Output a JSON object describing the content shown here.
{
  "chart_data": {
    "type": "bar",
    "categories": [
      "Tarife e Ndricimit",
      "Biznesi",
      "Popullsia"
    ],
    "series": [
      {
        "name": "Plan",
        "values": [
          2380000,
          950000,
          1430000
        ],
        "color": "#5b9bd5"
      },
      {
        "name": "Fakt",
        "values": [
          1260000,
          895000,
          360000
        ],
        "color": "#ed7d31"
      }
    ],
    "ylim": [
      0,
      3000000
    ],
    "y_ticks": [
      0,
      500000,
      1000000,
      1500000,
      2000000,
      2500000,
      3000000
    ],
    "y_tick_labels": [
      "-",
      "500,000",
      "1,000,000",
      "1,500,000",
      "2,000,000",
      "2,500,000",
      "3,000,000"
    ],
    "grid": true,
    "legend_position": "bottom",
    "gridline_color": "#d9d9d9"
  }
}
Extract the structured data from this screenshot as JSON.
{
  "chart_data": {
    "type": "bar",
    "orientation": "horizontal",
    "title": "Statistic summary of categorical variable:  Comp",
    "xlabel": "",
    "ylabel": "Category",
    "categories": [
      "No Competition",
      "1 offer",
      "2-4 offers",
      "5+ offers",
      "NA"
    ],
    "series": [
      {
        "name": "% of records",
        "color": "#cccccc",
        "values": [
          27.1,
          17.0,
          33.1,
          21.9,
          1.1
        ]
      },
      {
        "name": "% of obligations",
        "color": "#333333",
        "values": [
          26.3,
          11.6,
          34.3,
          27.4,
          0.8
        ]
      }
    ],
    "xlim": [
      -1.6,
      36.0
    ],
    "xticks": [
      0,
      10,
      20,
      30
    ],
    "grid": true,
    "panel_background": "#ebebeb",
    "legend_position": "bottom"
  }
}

EXERCISE DIRECTIONS :: Repeat the data precisely, line by line.

RESULT FOR THIS TASK ::
Output a JSON object describing the content shown here.
{
  "chart_data": {
    "type": "bar",
    "categories": [
      "Tarife e Ndricimit",
      "Biznesi",
      "Popullsia"
    ],
    "series": [
      {
        "name": "Plan",
        "values": [
          2380000,
          950000,
          1430000
        ],
        "color": "#5b9bd5"
      },
      {
        "name": "Fakt",
        "values": [
          1260000,
          895000,
          360000
        ],
        "color": "#ed7d31"
      }
    ],
    "ylim": [
      0,
      3000000
    ],
    "y_ticks": [
      0,
      500000,
      1000000,
      1500000,
      2000000,
      2500000,
      3000000
    ],
    "y_tick_labels": [
      "-",
      "500,000",
      "1,000,000",
      "1,500,000",
      "2,000,000",
      "2,500,000",
      "3,000,000"
    ],
    "grid": true,
    "legend_position": "bottom",
    "gridline_color": "#d9d9d9"
  }
}
Extract the structured data from this screenshot as JSON.
{
  "chart_data": {
    "type": "bar",
    "orientation": "horizontal",
    "title": "Statistic summary of categorical variable:  Comp",
    "xlabel": "",
    "ylabel": "Category",
    "categories": [
      "No Competition",
      "1 offer",
      "2-4 offers",
      "5+ offers",
      "NA"
    ],
    "series": [
      {
        "name": "% of records",
        "color": "#cccccc",
        "values": [
          27.1,
          17.0,
          33.1,
          21.9,
          1.1
        ]
      },
      {
        "name": "% of obligations",
        "color": "#333333",
        "values": [
          26.3,
          11.6,
          34.3,
          27.4,
          0.8
        ]
      }
    ],
    "xlim": [
      -1.6,
      36.0
    ],
    "xticks": [
      0,
      10,
      20,
      30
    ],
    "grid": true,
    "panel_background": "#ebebeb",
    "legend_position": "bottom"
  }
}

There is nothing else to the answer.